Task requirements: Across all the lines below, how many contain the string "grid"? Please reply with the number only.

Structured figure records
──────

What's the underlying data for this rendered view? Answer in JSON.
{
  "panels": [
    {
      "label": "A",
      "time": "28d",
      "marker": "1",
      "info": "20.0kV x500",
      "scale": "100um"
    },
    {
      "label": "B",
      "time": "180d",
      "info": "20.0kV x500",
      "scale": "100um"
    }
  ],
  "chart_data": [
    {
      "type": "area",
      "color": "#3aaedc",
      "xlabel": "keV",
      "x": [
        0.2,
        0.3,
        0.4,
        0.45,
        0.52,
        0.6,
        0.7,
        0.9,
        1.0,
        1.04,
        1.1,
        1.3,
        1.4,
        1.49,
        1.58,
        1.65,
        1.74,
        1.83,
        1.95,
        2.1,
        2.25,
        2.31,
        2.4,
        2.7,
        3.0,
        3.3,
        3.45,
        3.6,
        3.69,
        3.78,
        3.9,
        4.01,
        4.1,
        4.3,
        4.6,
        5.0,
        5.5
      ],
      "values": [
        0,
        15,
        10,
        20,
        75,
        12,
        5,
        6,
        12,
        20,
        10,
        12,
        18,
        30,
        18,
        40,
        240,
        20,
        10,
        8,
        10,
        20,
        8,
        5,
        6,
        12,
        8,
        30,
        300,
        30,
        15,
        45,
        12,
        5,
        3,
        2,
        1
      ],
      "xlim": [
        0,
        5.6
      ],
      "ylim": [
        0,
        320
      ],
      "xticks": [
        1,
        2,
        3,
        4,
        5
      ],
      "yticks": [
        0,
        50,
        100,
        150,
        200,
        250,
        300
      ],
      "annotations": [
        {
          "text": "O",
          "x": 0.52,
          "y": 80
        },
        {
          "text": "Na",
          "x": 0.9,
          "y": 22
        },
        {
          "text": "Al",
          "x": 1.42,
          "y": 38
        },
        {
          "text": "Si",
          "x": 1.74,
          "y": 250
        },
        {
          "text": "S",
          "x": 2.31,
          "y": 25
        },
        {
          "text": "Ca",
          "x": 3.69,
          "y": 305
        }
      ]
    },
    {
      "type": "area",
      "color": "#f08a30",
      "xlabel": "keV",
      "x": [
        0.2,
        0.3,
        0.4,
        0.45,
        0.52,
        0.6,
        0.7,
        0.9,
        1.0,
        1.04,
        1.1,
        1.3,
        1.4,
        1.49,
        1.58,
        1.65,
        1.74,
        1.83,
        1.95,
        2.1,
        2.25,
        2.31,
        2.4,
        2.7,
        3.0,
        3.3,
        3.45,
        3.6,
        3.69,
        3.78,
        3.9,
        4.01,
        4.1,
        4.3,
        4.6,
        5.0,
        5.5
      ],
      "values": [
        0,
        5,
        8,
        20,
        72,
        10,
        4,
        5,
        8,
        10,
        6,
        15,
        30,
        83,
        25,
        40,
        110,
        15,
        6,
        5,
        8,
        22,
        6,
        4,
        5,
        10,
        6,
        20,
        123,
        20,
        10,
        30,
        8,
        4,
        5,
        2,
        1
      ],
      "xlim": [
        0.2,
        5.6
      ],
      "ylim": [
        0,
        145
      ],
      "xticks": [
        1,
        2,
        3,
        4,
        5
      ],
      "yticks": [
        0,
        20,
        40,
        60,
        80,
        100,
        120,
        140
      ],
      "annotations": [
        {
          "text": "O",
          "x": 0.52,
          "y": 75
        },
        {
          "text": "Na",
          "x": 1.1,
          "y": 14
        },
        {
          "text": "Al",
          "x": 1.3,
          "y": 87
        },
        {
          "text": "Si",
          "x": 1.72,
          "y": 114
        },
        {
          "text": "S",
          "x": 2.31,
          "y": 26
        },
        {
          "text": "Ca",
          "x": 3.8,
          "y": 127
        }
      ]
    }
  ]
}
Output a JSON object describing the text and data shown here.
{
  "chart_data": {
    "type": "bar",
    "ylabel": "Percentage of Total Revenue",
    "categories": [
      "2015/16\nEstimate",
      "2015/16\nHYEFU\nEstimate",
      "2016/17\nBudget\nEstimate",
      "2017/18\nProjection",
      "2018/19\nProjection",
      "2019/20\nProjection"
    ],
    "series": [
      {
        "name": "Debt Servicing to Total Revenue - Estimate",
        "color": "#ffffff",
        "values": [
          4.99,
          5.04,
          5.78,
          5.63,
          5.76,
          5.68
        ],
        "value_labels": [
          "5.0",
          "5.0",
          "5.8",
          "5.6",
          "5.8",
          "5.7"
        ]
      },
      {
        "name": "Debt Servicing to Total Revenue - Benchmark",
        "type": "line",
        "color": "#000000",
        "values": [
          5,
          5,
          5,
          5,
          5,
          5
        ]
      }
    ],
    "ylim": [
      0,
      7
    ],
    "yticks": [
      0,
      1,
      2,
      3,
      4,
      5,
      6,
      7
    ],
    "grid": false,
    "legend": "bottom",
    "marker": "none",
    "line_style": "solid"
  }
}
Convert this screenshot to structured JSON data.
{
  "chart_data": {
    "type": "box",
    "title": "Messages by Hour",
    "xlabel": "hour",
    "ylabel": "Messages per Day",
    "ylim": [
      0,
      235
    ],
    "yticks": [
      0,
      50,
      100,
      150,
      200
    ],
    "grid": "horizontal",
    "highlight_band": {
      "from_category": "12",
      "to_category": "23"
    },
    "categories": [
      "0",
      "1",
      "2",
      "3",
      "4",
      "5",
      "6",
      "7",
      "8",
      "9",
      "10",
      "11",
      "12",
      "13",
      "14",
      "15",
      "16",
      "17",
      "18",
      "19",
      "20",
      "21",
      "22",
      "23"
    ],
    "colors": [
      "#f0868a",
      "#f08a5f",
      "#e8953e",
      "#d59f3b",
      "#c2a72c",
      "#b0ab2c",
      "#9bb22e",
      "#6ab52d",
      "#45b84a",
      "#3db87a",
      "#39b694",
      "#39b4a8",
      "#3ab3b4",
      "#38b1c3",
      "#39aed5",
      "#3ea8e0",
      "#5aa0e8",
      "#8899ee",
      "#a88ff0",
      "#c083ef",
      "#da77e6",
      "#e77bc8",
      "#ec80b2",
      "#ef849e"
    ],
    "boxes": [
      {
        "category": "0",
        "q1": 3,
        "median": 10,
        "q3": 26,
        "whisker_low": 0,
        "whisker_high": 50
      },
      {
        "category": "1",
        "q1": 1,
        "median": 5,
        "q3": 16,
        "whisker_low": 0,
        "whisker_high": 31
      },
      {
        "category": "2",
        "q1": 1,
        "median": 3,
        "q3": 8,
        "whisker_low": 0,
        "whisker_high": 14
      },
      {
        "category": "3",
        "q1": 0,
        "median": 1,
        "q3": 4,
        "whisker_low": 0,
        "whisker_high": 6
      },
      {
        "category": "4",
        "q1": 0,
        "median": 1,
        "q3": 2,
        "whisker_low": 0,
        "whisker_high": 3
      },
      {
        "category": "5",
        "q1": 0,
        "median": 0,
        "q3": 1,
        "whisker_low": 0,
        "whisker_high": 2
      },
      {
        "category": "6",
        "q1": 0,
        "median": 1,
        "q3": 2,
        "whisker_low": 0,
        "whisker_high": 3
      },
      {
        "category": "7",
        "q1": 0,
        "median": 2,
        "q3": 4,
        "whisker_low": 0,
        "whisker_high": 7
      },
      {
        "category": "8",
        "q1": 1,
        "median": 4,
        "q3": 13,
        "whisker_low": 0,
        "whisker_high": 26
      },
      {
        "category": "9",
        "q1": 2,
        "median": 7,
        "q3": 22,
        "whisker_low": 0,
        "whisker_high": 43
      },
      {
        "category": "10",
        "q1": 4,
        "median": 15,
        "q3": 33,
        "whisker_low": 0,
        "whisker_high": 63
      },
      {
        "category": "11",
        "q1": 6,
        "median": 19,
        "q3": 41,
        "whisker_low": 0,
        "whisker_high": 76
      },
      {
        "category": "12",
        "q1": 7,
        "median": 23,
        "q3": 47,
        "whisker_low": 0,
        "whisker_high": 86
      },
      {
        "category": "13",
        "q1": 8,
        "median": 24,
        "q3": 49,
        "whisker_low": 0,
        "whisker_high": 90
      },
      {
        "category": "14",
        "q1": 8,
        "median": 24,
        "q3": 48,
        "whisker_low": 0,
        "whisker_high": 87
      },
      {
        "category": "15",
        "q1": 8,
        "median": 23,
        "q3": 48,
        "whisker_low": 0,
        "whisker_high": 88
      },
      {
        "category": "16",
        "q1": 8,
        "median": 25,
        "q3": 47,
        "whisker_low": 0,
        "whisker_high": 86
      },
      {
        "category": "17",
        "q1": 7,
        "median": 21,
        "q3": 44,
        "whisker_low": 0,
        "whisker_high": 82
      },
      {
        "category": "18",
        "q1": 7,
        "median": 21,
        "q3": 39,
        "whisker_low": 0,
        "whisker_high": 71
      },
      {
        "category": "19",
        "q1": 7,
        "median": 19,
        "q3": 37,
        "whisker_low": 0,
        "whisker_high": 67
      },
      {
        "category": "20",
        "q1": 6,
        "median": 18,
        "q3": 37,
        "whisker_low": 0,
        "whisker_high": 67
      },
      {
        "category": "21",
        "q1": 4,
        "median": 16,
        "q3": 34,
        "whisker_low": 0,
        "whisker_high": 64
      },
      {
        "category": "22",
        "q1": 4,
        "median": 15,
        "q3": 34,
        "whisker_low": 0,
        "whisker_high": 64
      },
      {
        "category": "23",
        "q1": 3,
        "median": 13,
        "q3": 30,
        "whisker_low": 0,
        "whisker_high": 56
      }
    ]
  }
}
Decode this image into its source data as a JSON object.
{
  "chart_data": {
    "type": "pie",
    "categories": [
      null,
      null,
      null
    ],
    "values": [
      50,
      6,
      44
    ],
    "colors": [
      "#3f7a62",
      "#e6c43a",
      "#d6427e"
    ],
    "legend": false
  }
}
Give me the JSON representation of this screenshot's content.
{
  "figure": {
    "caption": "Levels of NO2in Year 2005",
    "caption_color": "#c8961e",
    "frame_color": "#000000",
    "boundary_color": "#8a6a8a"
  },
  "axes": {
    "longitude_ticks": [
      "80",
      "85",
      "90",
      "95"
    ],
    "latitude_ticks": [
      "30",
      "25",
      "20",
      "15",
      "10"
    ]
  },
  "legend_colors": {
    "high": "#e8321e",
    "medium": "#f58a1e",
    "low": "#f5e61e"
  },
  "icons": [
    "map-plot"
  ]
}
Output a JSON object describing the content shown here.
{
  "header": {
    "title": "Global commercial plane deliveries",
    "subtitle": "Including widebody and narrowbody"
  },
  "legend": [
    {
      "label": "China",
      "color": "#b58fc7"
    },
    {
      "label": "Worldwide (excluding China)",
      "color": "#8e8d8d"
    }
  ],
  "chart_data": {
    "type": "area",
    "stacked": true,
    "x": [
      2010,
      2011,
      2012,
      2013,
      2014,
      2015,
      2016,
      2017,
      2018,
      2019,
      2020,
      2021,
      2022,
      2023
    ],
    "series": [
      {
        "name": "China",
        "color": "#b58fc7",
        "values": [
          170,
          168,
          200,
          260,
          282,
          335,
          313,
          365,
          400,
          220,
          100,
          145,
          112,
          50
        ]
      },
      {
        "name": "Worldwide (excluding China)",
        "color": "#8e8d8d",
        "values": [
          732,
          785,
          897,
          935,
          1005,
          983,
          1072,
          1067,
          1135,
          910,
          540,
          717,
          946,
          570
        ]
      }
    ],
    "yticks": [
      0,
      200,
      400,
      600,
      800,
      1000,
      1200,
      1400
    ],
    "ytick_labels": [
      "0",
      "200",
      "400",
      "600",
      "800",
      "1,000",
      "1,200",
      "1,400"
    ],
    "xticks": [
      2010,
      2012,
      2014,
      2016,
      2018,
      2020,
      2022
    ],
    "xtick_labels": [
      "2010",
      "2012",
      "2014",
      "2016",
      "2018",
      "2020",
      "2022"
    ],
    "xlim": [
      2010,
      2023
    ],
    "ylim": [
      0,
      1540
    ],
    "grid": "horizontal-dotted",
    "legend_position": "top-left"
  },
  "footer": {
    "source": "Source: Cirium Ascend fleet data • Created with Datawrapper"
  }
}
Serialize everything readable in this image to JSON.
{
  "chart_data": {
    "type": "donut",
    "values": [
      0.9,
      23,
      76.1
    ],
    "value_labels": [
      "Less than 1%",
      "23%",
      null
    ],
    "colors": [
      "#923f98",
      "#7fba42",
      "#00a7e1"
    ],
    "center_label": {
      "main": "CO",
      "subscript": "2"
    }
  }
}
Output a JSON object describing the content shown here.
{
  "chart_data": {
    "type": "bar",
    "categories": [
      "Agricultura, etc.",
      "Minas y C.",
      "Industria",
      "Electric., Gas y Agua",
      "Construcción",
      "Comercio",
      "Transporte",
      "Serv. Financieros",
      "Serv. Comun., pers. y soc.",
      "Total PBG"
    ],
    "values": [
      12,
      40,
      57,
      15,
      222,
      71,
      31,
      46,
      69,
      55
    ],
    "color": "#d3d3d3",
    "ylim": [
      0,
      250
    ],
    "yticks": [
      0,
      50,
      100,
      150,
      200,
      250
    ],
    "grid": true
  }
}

──────

Task answer: 4